• **Set problem**: Copy nothing but the lines from the one containing "Extract the structured" through the last line of the records, repeated exactly and without pictures.

• **Records for this task**:
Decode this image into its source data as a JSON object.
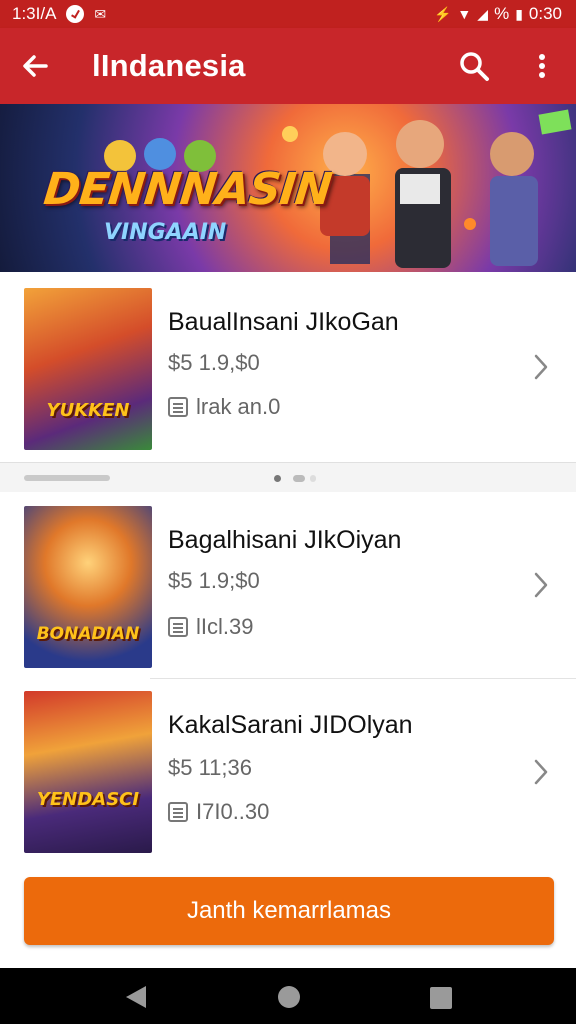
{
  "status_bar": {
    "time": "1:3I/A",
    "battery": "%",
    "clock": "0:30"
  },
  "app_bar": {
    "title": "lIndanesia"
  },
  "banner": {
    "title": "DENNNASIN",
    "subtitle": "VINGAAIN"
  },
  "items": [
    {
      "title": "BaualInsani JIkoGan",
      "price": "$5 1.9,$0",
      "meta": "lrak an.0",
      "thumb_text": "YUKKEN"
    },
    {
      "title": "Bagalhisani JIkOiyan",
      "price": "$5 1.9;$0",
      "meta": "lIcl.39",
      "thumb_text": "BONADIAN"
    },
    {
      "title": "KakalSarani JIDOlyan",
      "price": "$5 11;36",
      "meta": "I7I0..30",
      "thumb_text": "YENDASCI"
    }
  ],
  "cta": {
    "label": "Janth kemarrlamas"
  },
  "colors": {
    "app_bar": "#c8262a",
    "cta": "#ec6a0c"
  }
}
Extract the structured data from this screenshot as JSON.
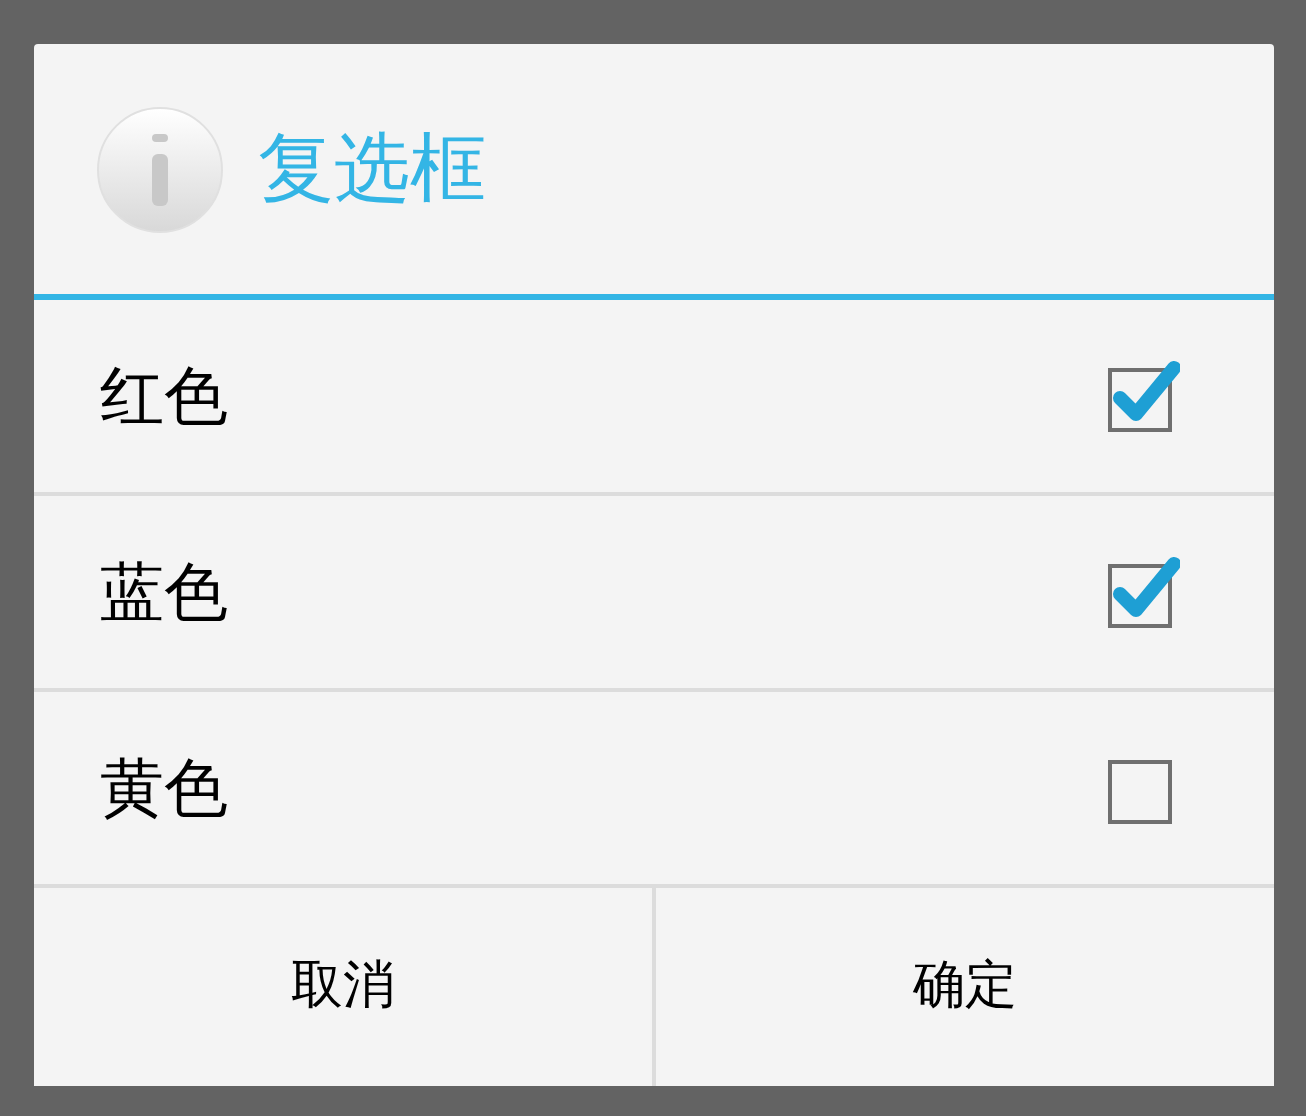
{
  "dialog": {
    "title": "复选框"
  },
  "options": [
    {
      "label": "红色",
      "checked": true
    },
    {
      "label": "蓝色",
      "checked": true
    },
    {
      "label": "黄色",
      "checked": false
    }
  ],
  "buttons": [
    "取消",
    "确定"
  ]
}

• **Task answer**:
Extract the structured data from this screenshot as JSON.
{
  "dialog": {
    "title": "复选框"
  },
  "options": [
    {
      "label": "红色",
      "checked": true
    },
    {
      "label": "蓝色",
      "checked": true
    },
    {
      "label": "黄色",
      "checked": false
    }
  ],
  "buttons": [
    "取消",
    "确定"
  ]
}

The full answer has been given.